DATASET EXCERPTS =
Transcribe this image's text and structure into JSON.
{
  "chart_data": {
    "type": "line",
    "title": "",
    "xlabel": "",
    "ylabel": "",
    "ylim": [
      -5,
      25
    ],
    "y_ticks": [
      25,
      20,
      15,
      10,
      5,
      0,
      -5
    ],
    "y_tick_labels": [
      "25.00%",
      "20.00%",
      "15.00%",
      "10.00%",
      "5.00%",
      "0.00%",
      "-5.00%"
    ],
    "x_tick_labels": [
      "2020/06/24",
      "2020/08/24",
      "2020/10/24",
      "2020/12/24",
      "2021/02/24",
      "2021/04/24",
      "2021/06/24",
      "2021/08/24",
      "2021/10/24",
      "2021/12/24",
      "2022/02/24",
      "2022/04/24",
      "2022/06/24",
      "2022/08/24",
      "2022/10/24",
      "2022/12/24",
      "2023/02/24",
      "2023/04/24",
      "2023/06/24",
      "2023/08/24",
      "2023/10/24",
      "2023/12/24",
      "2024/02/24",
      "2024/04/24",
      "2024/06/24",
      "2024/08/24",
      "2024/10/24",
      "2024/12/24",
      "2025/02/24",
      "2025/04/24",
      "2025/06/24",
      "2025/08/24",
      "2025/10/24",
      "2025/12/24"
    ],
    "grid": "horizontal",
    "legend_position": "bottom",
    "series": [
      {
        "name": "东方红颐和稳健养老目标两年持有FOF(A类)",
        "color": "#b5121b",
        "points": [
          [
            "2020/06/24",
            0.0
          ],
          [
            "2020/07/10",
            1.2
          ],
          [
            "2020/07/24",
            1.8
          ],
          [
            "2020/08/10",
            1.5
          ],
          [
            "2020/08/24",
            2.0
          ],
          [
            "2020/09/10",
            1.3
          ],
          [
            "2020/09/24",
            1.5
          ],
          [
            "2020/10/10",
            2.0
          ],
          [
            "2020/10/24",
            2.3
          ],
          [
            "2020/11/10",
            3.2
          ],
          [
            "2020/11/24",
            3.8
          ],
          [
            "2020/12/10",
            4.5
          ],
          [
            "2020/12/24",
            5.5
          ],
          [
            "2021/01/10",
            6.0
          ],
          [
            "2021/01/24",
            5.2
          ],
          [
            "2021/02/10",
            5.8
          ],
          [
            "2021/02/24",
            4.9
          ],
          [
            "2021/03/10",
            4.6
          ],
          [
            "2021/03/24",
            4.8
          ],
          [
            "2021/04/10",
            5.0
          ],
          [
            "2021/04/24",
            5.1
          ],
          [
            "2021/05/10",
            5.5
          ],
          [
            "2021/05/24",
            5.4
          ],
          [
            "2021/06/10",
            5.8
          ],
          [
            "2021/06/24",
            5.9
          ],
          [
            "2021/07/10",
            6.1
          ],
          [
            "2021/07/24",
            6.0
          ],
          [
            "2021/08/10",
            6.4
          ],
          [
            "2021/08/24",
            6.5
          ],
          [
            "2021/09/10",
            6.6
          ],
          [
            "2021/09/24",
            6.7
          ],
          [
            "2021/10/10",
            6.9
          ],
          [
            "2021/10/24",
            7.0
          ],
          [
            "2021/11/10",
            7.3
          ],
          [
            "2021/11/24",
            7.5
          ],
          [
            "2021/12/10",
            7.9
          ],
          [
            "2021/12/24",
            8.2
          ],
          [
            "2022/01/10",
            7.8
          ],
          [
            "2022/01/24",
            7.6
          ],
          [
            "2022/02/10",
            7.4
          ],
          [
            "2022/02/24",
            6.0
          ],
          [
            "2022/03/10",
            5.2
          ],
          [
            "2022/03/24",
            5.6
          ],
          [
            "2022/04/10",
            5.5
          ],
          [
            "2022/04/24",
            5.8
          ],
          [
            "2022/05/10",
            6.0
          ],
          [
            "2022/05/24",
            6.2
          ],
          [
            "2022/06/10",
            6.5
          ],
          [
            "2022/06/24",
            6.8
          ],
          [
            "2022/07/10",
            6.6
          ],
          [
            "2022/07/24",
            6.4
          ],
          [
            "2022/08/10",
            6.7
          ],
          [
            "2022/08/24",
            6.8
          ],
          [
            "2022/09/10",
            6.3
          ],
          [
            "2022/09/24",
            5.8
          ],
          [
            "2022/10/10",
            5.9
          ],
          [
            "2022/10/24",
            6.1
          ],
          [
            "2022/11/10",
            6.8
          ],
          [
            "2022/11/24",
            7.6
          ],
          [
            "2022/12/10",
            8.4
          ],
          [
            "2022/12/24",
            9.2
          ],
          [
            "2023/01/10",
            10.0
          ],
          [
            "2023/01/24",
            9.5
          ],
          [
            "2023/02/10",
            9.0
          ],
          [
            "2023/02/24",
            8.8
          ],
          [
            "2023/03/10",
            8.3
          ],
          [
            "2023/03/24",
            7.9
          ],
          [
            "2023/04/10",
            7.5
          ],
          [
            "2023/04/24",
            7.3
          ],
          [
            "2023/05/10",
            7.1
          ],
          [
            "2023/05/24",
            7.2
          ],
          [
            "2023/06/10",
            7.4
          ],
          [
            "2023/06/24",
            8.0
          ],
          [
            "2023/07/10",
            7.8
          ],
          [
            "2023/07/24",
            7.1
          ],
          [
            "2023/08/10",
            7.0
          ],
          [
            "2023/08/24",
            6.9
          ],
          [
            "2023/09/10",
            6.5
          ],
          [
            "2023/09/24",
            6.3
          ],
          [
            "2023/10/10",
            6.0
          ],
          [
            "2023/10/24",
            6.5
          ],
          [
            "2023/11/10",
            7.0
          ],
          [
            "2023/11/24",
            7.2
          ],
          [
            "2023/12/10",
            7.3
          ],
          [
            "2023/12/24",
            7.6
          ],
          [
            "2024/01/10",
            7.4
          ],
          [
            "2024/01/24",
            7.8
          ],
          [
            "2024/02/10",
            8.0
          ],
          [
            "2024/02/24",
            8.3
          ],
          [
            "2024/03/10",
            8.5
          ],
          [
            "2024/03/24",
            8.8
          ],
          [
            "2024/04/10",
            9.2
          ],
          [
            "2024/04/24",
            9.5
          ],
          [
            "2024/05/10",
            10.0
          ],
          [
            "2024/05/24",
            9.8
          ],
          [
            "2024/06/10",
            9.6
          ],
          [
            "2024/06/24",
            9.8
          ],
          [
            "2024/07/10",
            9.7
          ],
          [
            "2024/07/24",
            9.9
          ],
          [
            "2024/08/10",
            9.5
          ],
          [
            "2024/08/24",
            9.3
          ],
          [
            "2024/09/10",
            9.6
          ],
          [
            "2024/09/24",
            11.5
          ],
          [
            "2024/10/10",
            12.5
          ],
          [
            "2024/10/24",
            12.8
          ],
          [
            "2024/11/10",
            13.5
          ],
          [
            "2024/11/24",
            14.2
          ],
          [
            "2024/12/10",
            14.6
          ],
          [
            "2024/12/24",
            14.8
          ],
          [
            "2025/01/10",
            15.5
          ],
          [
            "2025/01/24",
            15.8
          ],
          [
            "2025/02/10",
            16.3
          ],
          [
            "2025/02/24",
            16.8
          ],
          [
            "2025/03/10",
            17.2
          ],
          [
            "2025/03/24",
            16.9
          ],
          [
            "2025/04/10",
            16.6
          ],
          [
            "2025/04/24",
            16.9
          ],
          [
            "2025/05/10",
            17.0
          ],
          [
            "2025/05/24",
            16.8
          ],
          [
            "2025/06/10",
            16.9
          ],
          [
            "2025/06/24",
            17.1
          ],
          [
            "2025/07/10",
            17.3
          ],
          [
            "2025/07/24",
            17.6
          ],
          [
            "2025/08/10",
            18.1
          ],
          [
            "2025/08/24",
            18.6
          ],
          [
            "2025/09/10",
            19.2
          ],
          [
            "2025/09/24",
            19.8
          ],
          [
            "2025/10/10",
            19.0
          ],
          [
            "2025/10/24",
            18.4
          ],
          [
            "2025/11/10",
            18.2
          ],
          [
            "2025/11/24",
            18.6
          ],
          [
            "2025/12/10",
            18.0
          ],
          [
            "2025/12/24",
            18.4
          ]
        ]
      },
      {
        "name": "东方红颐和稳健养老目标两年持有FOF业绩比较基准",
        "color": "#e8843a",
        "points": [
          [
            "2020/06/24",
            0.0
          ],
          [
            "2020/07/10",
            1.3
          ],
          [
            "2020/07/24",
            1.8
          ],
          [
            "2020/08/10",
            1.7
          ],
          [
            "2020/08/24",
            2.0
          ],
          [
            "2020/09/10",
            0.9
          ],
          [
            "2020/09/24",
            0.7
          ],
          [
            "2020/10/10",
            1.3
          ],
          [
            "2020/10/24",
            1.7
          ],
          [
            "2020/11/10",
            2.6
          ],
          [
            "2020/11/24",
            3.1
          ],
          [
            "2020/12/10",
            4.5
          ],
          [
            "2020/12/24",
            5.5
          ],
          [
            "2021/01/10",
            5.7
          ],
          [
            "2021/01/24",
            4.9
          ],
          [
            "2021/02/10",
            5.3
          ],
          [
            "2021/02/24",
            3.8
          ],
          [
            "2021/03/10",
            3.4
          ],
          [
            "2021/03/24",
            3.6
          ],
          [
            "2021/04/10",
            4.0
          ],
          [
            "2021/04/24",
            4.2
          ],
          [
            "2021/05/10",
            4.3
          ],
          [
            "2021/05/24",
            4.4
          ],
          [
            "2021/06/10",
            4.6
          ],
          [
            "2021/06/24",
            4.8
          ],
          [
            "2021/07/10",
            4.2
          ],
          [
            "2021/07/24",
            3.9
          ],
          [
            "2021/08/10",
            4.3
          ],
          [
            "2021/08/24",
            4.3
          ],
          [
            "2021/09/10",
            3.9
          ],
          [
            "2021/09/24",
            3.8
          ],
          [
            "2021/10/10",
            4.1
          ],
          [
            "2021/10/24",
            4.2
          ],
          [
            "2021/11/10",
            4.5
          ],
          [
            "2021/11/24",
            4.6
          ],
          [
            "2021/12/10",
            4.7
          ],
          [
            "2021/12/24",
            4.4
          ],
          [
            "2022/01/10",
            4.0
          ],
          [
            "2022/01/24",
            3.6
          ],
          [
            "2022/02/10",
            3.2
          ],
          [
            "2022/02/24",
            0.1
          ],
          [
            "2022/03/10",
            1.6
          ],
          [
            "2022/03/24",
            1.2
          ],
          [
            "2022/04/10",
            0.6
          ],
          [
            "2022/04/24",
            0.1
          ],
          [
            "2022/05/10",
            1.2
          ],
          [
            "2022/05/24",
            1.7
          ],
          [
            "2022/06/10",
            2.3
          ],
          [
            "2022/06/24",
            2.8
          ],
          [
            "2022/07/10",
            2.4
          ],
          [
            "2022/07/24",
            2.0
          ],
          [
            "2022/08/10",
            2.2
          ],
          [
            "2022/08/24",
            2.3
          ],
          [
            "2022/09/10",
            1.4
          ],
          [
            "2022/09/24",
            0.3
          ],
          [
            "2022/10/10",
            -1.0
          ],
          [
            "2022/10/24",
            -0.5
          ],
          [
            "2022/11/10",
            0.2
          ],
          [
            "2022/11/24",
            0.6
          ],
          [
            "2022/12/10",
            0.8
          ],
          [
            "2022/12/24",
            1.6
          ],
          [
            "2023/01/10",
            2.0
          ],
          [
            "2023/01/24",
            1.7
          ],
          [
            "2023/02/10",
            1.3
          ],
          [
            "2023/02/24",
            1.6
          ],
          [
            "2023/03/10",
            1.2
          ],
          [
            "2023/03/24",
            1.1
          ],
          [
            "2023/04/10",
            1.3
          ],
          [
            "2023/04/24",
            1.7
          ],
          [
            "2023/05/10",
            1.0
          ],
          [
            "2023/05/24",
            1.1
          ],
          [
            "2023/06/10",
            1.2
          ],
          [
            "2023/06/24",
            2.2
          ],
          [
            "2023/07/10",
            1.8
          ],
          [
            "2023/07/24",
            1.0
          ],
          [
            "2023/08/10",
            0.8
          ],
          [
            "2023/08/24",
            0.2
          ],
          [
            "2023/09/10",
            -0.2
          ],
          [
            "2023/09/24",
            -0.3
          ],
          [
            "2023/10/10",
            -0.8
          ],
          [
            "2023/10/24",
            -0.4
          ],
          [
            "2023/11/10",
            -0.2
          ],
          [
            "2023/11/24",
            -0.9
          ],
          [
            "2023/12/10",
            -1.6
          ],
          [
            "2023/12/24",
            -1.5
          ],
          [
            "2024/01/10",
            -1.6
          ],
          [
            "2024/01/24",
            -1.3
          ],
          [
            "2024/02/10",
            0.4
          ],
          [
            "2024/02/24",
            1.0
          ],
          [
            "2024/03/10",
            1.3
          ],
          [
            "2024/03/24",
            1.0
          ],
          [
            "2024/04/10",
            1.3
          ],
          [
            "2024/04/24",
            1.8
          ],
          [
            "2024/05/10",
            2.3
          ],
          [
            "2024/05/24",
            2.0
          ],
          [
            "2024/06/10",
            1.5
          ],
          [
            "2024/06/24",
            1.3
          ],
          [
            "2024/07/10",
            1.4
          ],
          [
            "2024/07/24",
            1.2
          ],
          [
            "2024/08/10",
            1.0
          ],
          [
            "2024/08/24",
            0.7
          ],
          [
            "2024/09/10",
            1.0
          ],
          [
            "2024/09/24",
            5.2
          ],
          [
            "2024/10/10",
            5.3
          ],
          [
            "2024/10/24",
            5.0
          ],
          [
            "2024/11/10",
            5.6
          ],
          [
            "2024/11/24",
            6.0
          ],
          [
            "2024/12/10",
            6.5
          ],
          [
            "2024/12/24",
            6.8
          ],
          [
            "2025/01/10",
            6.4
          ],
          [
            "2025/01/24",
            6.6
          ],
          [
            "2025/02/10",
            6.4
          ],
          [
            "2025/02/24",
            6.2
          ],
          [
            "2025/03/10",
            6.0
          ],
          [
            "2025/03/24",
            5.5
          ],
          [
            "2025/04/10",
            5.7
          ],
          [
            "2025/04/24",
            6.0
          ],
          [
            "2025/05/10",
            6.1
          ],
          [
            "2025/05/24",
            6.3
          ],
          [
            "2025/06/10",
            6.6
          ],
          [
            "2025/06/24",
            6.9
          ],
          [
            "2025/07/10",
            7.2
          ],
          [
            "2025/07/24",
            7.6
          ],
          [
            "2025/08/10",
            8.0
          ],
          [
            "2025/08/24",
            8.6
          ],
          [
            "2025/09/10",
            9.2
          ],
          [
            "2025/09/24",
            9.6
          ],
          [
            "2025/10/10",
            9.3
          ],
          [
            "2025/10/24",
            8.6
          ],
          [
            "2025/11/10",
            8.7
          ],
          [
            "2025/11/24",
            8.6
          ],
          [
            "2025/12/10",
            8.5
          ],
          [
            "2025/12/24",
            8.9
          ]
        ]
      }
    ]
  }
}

WHAT TO WORK ON =
Each line in the material either holds the string "name" or does not. State how many do, and nothing else.

EXERCISE OUTPUT =
2